◆ **Exercise directions**
Among the lines below, list those containing the string "sich".

+++ Input material +++

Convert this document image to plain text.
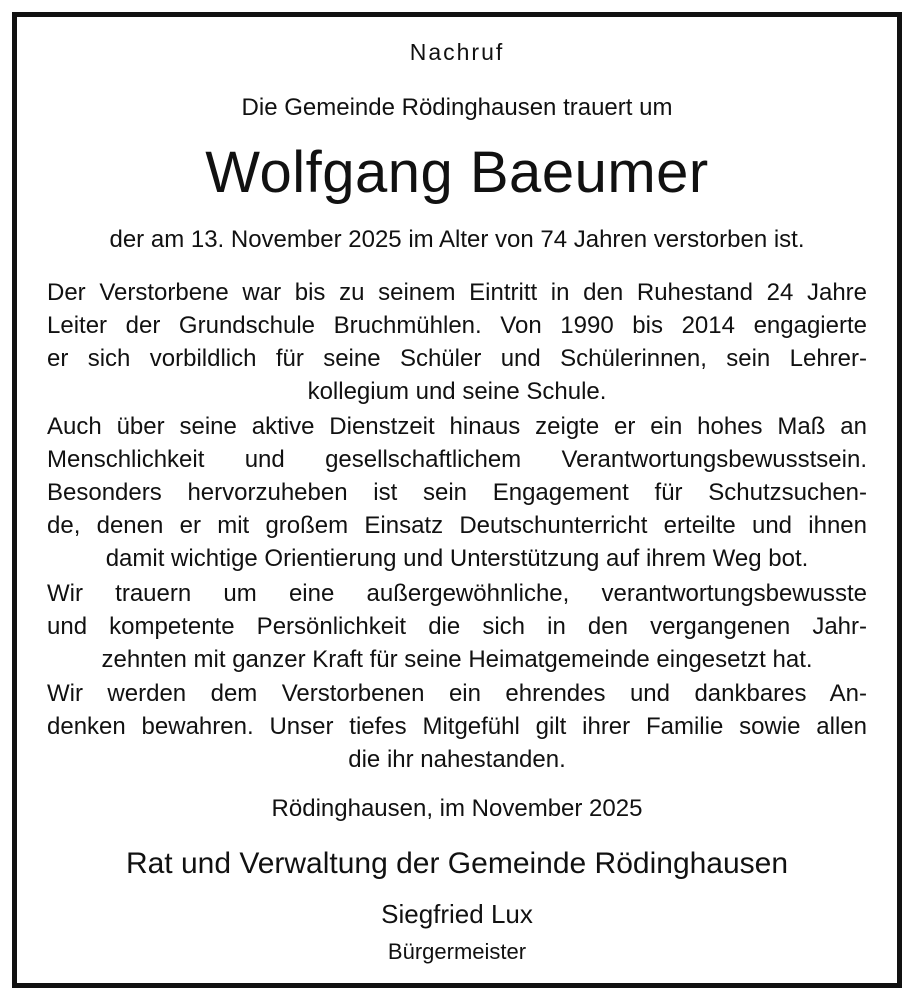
Nachruf
Die Gemeinde Rödinghausen trauert um
Wolfgang Baeumer
der am 13. November 2025 im Alter von 74 Jahren verstorben ist.
Der Verstorbene war bis zu seinem Eintritt in den Ruhestand 24 Jahre
Leiter der Grundschule Bruchmühlen. Von 1990 bis 2014 engagierte
er sich vorbildlich für seine Schüler und Schülerinnen, sein Lehrer-
kollegium und seine Schule.
Auch über seine aktive Dienstzeit hinaus zeigte er ein hohes Maß an
Menschlichkeit und gesellschaftlichem Verantwortungsbewusstsein.
Besonders hervorzuheben ist sein Engagement für Schutzsuchen-
de, denen er mit großem Einsatz Deutschunterricht erteilte und ihnen
damit wichtige Orientierung und Unterstützung auf ihrem Weg bot.
Wir trauern um eine außergewöhnliche, verantwortungsbewusste
und kompetente Persönlichkeit die sich in den vergangenen Jahr-
zehnten mit ganzer Kraft für seine Heimatgemeinde eingesetzt hat.
Wir werden dem Verstorbenen ein ehrendes und dankbares An-
denken bewahren. Unser tiefes Mitgefühl gilt ihrer Familie sowie allen
die ihr nahestanden.
Rödinghausen, im November 2025
Rat und Verwaltung der Gemeinde Rödinghausen
Siegfried Lux
Bürgermeister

+++

◆ **Task output**
er sich vorbildlich für seine Schüler und Schülerinnen, sein Lehrer-
und kompetente Persönlichkeit die sich in den vergangenen Jahr-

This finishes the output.